- Work to complete
Every line below that holds the string "ylabel" should be copied.
Start of Material provided
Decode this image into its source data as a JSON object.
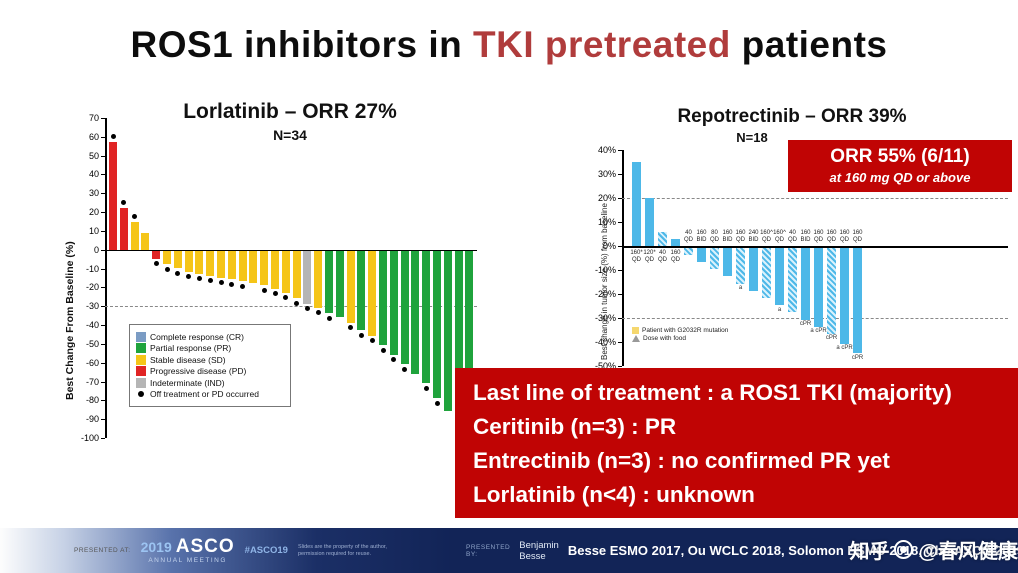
{
  "title": {
    "part1": "ROS1 inhibitors in ",
    "accent": "TKI pretreated",
    "part2": " patients"
  },
  "theme": {
    "accent_red": "#b03c3c",
    "box_red": "#c00404",
    "footer_navy": "#122457",
    "bar_blue": "#4db8e8"
  },
  "chart_data": [
    {
      "type": "bar",
      "title": "Lorlatinib – ORR 27%",
      "n_label": "N=34",
      "ylabel": "Best Change From Baseline (%)",
      "ylim": [
        -100,
        70
      ],
      "yticks": [
        70,
        60,
        50,
        40,
        30,
        20,
        10,
        0,
        -10,
        -20,
        -30,
        -40,
        -50,
        -60,
        -70,
        -80,
        -90,
        -100
      ],
      "reference_line": -30,
      "grid": false,
      "legend_position": "lower-left",
      "colors": {
        "CR": "#7b9cc4",
        "PR": "#1fa33c",
        "SD": "#f5c518",
        "PD": "#e02424",
        "IND": "#b5b5b5"
      },
      "legend": [
        {
          "key": "CR",
          "label": "Complete response (CR)"
        },
        {
          "key": "PR",
          "label": "Partial response (PR)"
        },
        {
          "key": "SD",
          "label": "Stable disease (SD)"
        },
        {
          "key": "PD",
          "label": "Progressive disease (PD)"
        },
        {
          "key": "IND",
          "label": "Indeterminate (IND)"
        },
        {
          "key": "dot",
          "label": "Off treatment or PD occurred"
        }
      ],
      "bars": [
        {
          "value": 57,
          "response": "PD",
          "dot": true
        },
        {
          "value": 22,
          "response": "PD",
          "dot": true
        },
        {
          "value": 15,
          "response": "SD",
          "dot": true
        },
        {
          "value": 9,
          "response": "SD",
          "dot": false
        },
        {
          "value": -4,
          "response": "PD",
          "dot": true
        },
        {
          "value": -7,
          "response": "SD",
          "dot": true
        },
        {
          "value": -9,
          "response": "SD",
          "dot": true
        },
        {
          "value": -11,
          "response": "SD",
          "dot": true
        },
        {
          "value": -12,
          "response": "SD",
          "dot": true
        },
        {
          "value": -13,
          "response": "SD",
          "dot": true
        },
        {
          "value": -14,
          "response": "SD",
          "dot": true
        },
        {
          "value": -15,
          "response": "SD",
          "dot": true
        },
        {
          "value": -16,
          "response": "SD",
          "dot": true
        },
        {
          "value": -17,
          "response": "SD",
          "dot": false
        },
        {
          "value": -18,
          "response": "SD",
          "dot": true
        },
        {
          "value": -20,
          "response": "SD",
          "dot": true
        },
        {
          "value": -22,
          "response": "SD",
          "dot": true
        },
        {
          "value": -25,
          "response": "SD",
          "dot": true
        },
        {
          "value": -28,
          "response": "IND",
          "dot": true
        },
        {
          "value": -30,
          "response": "SD",
          "dot": true
        },
        {
          "value": -33,
          "response": "PR",
          "dot": true
        },
        {
          "value": -35,
          "response": "PR",
          "dot": false
        },
        {
          "value": -38,
          "response": "SD",
          "dot": true
        },
        {
          "value": -42,
          "response": "PR",
          "dot": true
        },
        {
          "value": -45,
          "response": "SD",
          "dot": true
        },
        {
          "value": -50,
          "response": "PR",
          "dot": true
        },
        {
          "value": -55,
          "response": "PR",
          "dot": true
        },
        {
          "value": -60,
          "response": "PR",
          "dot": true
        },
        {
          "value": -65,
          "response": "PR",
          "dot": false
        },
        {
          "value": -70,
          "response": "PR",
          "dot": true
        },
        {
          "value": -78,
          "response": "PR",
          "dot": true
        },
        {
          "value": -85,
          "response": "PR",
          "dot": false
        },
        {
          "value": -92,
          "response": "PR",
          "dot": true
        },
        {
          "value": -100,
          "response": "PR",
          "dot": true
        }
      ]
    },
    {
      "type": "bar",
      "title": "Repotrectinib – ORR 39%",
      "n_label": "N=18",
      "ylabel": "Best change in tumor size (%) from baseline",
      "ylim": [
        -50,
        40
      ],
      "yticks": [
        40,
        30,
        20,
        10,
        0,
        -10,
        -20,
        -30,
        -40,
        -50
      ],
      "reference_lines": [
        20,
        -30
      ],
      "grid": false,
      "bar_color": "#4db8e8",
      "callout": {
        "line1": "ORR 55% (6/11)",
        "line2": "at 160 mg QD or above"
      },
      "legend": [
        {
          "marker": "square",
          "color": "#f5d76e",
          "label": "Patient with G2032R mutation"
        },
        {
          "marker": "triangle",
          "color": "#999999",
          "label": "Dose with food"
        }
      ],
      "bars": [
        {
          "value": 35,
          "dose": "160*",
          "sched": "QD",
          "hatched": false,
          "note": ""
        },
        {
          "value": 20,
          "dose": "120*",
          "sched": "QD",
          "hatched": false,
          "note": ""
        },
        {
          "value": 6,
          "dose": "40",
          "sched": "QD",
          "hatched": true,
          "note": ""
        },
        {
          "value": 3,
          "dose": "160",
          "sched": "QD",
          "hatched": false,
          "note": ""
        },
        {
          "value": -3,
          "dose": "40",
          "sched": "QD",
          "hatched": true,
          "note": ""
        },
        {
          "value": -6,
          "dose": "160",
          "sched": "BID",
          "hatched": false,
          "note": ""
        },
        {
          "value": -9,
          "dose": "80",
          "sched": "QD",
          "hatched": true,
          "note": ""
        },
        {
          "value": -12,
          "dose": "160",
          "sched": "BID",
          "hatched": false,
          "note": ""
        },
        {
          "value": -15,
          "dose": "160",
          "sched": "QD",
          "hatched": true,
          "note": "a"
        },
        {
          "value": -18,
          "dose": "240",
          "sched": "BID",
          "hatched": false,
          "note": ""
        },
        {
          "value": -21,
          "dose": "160^",
          "sched": "QD",
          "hatched": true,
          "note": ""
        },
        {
          "value": -24,
          "dose": "160^",
          "sched": "QD",
          "hatched": false,
          "note": "a"
        },
        {
          "value": -27,
          "dose": "40",
          "sched": "QD",
          "hatched": true,
          "note": ""
        },
        {
          "value": -30,
          "dose": "160",
          "sched": "BID",
          "hatched": false,
          "note": "cPR"
        },
        {
          "value": -33,
          "dose": "160",
          "sched": "QD",
          "hatched": false,
          "note": "a cPR"
        },
        {
          "value": -36,
          "dose": "160",
          "sched": "QD",
          "hatched": true,
          "note": "cPR"
        },
        {
          "value": -40,
          "dose": "160",
          "sched": "QD",
          "hatched": false,
          "note": "a cPR"
        },
        {
          "value": -44,
          "dose": "160",
          "sched": "QD",
          "hatched": false,
          "note": "cPR"
        }
      ]
    }
  ],
  "info_box": {
    "lines": [
      "Last line of treatment : a ROS1 TKI (majority)",
      "Ceritinib (n=3) : PR",
      "Entrectinib (n=3) : no confirmed PR yet",
      "Lorlatinib (n<4) : unknown"
    ]
  },
  "footer": {
    "presented_at_label": "PRESENTED AT:",
    "meeting_year": "2019",
    "meeting_name": "ASCO",
    "meeting_sub": "ANNUAL MEETING",
    "hashtag": "#ASCO19",
    "disclaimer": "Slides are the property of the author, permission required for reuse.",
    "presented_by_label": "PRESENTED BY:",
    "presenter": "Benjamin Besse",
    "references": "Besse ESMO 2017, Ou WCLC 2018,  Solomon ESMO 2018, Cho ASCO 2019"
  },
  "watermark": {
    "site": "知乎",
    "handle": "@春风健康"
  }
}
End of Material provided
- Reply
      "ylabel": "Best Change From Baseline (%)",
      "ylabel": "Best change in tumor size (%) from baseline",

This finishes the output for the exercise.